(Source records)
>>>>>

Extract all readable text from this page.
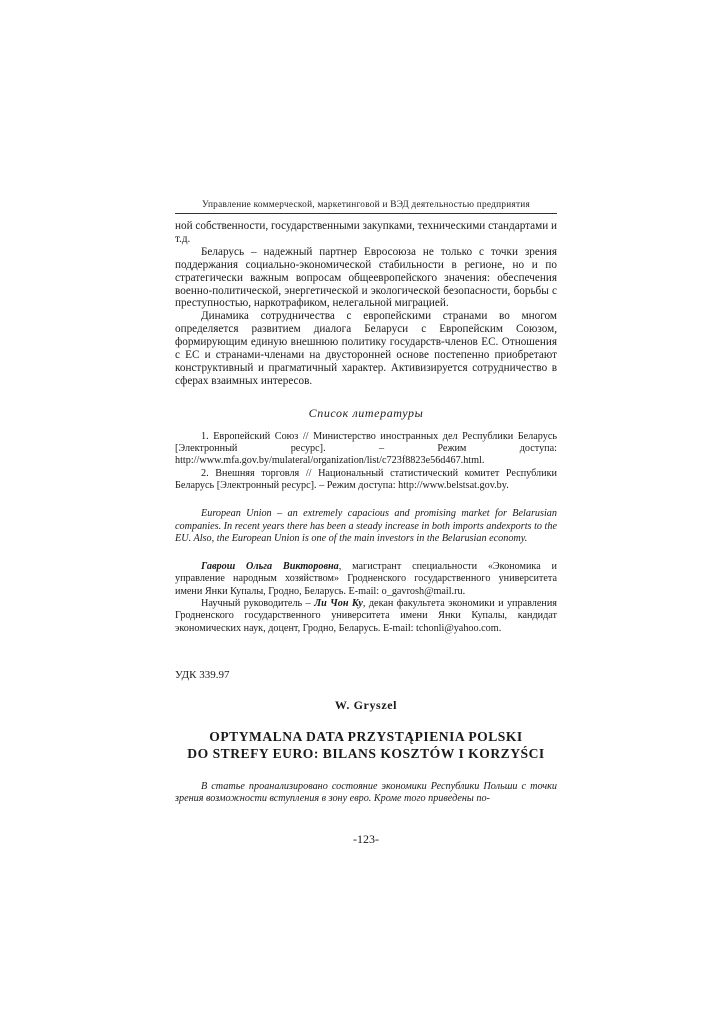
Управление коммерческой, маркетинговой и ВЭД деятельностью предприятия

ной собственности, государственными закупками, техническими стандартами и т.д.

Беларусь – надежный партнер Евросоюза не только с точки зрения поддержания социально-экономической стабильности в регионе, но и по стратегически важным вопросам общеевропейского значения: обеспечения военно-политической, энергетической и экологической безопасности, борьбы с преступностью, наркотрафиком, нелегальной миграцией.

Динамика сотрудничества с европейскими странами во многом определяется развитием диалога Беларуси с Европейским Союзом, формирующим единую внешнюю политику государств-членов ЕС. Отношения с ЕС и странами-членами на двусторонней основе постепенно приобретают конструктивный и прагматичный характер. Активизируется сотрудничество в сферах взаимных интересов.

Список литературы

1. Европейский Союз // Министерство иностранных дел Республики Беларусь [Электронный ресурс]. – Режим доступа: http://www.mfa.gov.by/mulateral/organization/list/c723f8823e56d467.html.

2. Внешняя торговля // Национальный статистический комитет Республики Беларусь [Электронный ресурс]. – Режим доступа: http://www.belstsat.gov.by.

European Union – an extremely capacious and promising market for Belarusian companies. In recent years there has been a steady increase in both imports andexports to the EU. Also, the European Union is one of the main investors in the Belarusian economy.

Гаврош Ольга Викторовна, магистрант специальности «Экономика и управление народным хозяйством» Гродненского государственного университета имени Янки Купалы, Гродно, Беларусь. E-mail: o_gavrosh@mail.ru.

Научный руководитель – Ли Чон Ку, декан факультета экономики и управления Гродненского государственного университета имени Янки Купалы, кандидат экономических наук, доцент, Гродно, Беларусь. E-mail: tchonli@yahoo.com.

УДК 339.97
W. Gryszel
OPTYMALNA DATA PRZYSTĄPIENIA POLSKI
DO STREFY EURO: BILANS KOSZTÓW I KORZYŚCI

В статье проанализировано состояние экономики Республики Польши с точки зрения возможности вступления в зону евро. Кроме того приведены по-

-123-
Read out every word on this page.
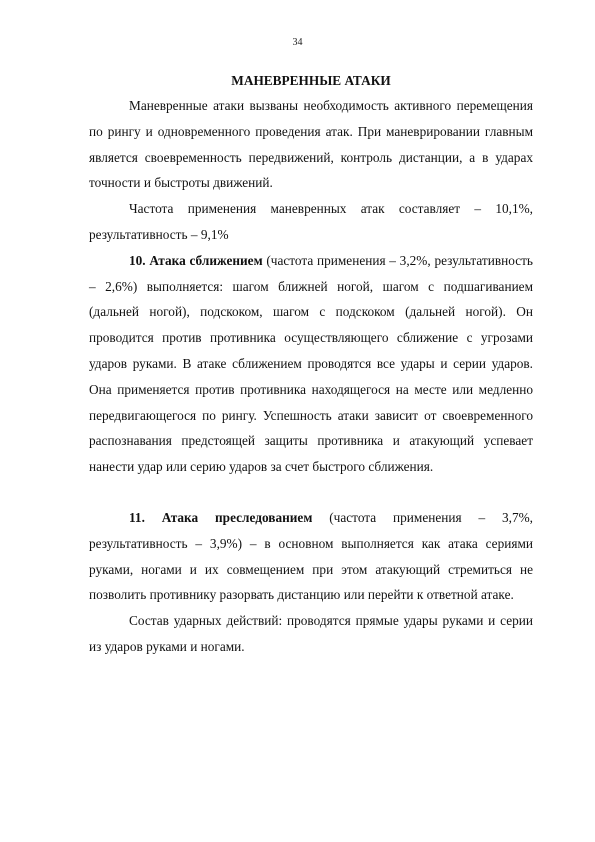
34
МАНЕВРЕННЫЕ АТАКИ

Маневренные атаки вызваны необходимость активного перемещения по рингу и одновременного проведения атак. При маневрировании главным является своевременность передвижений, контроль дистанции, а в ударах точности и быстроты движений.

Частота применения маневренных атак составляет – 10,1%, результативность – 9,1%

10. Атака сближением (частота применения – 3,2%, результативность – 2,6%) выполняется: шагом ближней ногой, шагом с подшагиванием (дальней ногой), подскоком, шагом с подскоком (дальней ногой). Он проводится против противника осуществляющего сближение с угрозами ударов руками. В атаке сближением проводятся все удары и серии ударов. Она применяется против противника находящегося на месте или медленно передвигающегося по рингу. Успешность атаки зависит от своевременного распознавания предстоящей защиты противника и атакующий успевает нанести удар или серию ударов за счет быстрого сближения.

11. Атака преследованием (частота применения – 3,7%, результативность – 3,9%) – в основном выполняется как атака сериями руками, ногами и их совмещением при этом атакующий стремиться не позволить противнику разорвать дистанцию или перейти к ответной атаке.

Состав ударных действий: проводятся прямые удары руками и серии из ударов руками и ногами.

<<<<<

- _EXERCISE INSTRUCTIONS_:
Please write out the material from the line containing "Read out every word on this page." to its final line, both inclusive, exactly as it appears; pictures are not part of the copy.

- _WRITTEN SOLUTION_:
Read out every word on this page.
34
МАНЕВРЕННЫЕ АТАКИ

Маневренные атаки вызваны необходимость активного перемещения по рингу и одновременного проведения атак. При маневрировании главным является своевременность передвижений, контроль дистанции, а в ударах точности и быстроты движений.

Частота применения маневренных атак составляет – 10,1%, результативность – 9,1%

10. Атака сближением (частота применения – 3,2%, результативность – 2,6%) выполняется: шагом ближней ногой, шагом с подшагиванием (дальней ногой), подскоком, шагом с подскоком (дальней ногой). Он проводится против противника осуществляющего сближение с угрозами ударов руками. В атаке сближением проводятся все удары и серии ударов. Она применяется против противника находящегося на месте или медленно передвигающегося по рингу. Успешность атаки зависит от своевременного распознавания предстоящей защиты противника и атакующий успевает нанести удар или серию ударов за счет быстрого сближения.

11. Атака преследованием (частота применения – 3,7%, результативность – 3,9%) – в основном выполняется как атака сериями руками, ногами и их совмещением при этом атакующий стремиться не позволить противнику разорвать дистанцию или перейти к ответной атаке.

Состав ударных действий: проводятся прямые удары руками и серии из ударов руками и ногами.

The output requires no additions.